▼▼▼
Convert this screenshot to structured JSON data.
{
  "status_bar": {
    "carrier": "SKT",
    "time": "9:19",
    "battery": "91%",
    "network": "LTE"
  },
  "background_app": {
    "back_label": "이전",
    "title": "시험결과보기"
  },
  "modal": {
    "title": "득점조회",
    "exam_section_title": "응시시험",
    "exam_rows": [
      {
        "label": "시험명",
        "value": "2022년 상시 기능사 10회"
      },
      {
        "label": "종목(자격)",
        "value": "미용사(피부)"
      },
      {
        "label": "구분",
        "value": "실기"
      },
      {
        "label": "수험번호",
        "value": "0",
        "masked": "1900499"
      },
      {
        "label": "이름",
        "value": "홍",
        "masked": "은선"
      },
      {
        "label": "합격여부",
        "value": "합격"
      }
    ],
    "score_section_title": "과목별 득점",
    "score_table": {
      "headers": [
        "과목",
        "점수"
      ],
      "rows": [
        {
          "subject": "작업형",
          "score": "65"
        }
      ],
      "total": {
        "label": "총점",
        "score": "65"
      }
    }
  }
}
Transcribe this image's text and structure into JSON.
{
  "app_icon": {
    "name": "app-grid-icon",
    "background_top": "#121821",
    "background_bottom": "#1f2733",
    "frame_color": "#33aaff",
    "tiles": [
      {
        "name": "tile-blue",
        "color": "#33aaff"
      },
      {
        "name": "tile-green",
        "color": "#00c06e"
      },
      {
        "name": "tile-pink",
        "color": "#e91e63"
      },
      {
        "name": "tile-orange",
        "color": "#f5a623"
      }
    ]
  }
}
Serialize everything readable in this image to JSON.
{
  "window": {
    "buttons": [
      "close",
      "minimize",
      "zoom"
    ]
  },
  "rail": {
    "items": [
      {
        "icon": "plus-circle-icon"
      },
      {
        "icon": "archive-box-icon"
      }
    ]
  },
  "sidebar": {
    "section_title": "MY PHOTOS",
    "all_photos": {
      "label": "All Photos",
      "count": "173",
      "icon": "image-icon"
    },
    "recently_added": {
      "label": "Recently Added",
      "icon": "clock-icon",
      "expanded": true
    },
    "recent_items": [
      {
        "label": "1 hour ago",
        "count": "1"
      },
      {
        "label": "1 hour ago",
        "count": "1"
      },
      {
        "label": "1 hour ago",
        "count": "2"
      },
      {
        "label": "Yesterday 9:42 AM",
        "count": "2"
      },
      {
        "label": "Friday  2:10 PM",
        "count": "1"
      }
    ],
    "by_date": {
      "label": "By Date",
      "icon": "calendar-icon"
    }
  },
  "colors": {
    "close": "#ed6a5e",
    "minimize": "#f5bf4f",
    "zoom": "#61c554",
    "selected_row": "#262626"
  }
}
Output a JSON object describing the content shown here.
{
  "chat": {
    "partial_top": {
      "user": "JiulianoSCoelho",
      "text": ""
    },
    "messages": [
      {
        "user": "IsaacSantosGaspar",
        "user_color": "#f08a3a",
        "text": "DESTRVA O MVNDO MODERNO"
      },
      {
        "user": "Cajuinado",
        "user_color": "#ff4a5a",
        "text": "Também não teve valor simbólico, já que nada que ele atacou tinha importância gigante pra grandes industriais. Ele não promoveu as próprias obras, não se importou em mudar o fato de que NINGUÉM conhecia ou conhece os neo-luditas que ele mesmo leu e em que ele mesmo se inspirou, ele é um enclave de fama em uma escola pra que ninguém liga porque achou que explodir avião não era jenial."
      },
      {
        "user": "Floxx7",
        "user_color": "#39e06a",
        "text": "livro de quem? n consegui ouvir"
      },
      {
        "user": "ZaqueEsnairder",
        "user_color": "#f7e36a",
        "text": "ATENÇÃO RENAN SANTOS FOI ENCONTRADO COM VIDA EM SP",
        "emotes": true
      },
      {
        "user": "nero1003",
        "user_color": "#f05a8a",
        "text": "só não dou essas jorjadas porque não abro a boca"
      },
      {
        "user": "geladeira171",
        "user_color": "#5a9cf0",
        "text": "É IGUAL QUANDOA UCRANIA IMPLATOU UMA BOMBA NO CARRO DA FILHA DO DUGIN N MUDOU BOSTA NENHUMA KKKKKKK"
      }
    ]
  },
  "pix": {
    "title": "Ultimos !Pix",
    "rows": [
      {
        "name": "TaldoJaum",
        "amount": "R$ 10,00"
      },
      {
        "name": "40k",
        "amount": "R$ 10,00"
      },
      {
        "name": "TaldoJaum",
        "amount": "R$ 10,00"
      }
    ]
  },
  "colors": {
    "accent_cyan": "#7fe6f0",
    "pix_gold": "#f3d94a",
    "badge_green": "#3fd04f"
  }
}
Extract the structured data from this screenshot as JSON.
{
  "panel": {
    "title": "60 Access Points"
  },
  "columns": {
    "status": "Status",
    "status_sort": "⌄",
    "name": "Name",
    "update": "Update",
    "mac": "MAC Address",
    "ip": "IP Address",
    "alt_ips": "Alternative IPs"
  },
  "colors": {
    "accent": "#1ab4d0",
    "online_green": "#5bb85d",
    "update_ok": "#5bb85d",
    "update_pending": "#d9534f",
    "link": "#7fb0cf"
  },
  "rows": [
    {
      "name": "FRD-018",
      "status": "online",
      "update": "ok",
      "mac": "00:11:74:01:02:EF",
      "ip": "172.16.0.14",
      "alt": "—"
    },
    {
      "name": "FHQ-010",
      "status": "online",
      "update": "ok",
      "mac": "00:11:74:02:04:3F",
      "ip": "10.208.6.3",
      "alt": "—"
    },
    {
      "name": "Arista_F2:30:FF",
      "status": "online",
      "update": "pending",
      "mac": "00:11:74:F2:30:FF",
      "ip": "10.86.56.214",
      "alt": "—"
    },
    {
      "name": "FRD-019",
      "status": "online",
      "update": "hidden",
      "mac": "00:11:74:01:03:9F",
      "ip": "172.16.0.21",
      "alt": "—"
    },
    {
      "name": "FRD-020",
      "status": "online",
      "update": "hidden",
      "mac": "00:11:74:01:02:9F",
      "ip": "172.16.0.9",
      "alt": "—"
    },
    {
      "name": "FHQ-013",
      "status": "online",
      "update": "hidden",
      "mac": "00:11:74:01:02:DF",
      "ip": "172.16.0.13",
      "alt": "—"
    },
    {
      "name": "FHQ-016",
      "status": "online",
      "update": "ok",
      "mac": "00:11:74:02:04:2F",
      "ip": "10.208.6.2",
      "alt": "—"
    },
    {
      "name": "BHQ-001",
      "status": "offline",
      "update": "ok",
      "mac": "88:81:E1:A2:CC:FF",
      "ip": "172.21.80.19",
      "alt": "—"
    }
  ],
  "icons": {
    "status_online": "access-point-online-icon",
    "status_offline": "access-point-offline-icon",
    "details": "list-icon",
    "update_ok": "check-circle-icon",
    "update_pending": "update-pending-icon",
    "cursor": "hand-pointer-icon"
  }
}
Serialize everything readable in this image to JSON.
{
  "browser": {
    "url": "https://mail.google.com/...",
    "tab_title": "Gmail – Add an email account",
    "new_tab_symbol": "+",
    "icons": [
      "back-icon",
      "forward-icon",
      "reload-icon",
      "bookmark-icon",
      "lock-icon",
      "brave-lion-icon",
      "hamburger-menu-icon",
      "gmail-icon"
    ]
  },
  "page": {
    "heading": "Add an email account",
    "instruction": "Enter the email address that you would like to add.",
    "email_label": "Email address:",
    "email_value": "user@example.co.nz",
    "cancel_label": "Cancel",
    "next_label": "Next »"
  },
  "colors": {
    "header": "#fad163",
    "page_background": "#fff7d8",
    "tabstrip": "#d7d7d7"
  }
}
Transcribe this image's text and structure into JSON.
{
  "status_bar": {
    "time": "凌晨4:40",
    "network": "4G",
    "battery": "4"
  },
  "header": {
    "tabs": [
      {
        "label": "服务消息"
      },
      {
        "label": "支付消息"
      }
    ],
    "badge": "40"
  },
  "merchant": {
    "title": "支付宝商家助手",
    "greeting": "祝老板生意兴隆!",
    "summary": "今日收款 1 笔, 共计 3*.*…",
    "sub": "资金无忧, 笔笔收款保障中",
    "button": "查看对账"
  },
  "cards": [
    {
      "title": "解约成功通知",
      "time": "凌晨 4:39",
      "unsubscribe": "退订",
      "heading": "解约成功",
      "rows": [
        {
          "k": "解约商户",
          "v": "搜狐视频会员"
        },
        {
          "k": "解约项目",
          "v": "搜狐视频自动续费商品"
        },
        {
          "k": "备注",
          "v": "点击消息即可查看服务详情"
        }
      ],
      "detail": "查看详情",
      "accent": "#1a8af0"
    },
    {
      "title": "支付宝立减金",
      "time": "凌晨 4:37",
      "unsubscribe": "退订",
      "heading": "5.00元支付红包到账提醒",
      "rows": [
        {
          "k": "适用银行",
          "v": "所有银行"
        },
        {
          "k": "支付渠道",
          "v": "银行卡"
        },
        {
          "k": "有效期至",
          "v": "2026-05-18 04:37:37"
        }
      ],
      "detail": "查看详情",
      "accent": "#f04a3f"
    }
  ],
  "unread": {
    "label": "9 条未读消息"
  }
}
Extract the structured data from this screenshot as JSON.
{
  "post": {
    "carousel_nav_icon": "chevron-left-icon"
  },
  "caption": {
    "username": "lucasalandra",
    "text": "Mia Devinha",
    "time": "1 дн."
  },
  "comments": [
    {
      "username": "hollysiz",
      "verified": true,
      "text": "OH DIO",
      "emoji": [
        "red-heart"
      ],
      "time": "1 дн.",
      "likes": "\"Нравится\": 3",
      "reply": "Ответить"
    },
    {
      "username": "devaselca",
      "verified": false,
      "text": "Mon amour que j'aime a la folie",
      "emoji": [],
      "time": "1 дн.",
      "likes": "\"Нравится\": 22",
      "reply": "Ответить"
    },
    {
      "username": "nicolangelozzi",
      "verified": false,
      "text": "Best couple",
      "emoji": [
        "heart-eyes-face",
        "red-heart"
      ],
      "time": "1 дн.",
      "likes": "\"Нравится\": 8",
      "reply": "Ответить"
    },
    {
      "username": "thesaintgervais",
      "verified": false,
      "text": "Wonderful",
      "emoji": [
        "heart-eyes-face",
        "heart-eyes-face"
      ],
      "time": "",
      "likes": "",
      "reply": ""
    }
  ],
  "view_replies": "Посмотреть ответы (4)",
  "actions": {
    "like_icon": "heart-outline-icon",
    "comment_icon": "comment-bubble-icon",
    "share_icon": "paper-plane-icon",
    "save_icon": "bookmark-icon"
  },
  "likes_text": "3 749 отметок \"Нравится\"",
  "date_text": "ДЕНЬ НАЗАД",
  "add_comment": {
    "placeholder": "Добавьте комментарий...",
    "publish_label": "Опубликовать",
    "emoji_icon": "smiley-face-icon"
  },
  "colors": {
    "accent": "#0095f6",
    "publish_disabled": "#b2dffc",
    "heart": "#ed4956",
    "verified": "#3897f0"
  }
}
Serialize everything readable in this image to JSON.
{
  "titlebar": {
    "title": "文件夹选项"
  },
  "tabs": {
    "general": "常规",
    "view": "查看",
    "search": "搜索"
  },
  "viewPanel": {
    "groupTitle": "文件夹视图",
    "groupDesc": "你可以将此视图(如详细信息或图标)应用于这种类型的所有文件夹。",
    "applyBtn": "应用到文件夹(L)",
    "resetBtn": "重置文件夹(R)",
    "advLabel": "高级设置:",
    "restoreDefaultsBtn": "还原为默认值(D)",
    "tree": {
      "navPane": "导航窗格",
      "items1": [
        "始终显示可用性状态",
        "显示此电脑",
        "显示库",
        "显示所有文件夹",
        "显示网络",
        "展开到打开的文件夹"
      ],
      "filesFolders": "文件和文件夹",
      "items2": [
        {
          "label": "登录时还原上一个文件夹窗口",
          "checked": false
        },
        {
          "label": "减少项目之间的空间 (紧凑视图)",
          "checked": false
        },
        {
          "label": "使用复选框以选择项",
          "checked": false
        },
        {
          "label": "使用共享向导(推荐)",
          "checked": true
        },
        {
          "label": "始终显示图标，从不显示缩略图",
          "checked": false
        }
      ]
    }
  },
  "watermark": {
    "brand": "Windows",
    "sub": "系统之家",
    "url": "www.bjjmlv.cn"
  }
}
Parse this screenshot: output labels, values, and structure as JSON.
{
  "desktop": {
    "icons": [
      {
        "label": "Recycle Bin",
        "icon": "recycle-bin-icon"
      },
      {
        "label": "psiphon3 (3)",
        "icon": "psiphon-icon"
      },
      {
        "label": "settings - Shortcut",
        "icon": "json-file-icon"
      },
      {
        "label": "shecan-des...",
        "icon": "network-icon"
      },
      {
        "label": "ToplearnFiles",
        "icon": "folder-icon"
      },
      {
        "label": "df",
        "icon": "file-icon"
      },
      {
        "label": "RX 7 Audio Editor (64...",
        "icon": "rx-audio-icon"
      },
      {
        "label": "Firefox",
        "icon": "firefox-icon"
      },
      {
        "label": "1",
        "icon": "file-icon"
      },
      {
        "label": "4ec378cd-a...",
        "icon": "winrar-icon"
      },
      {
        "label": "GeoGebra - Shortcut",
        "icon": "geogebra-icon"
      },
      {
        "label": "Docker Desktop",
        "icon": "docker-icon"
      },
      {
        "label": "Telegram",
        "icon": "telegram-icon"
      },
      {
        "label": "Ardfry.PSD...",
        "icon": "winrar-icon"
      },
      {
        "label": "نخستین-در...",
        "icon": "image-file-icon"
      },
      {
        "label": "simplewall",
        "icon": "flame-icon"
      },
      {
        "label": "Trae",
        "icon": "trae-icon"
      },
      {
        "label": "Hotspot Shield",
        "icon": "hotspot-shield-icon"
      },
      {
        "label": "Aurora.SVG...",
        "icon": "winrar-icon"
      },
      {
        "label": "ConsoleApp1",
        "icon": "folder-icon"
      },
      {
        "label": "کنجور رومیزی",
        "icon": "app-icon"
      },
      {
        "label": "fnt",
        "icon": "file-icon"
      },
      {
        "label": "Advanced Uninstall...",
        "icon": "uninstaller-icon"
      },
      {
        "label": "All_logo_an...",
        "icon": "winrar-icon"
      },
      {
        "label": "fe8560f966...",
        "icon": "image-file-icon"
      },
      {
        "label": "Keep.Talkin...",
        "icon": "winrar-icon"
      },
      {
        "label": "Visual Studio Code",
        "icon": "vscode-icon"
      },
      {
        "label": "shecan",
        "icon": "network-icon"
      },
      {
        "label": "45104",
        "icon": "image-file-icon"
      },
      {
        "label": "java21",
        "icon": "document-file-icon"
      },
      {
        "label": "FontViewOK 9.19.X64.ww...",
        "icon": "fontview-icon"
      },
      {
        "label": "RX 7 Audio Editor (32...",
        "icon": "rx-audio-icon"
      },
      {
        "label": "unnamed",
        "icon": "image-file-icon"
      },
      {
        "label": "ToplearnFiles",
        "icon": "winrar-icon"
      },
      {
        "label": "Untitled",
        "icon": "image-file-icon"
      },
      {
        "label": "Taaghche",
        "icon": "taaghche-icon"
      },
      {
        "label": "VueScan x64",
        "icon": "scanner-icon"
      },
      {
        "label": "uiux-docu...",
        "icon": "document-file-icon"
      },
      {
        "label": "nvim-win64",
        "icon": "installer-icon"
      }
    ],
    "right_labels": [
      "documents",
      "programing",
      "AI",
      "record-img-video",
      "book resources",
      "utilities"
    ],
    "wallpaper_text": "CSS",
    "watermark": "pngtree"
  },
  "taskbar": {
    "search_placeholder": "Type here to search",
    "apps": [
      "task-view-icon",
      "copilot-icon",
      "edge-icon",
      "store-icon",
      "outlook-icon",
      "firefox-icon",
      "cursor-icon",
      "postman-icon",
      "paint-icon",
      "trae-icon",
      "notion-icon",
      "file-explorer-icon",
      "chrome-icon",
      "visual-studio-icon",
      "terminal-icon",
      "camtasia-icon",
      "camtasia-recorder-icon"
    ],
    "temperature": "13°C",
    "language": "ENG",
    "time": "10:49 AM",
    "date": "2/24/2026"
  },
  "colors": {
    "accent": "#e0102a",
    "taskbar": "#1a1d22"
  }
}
▲▲▲
■ **Exercise objective**
Copy every line of the listing where the word "camtasia" appears.

■ **In response**
      "camtasia-icon",
      "camtasia-recorder-icon"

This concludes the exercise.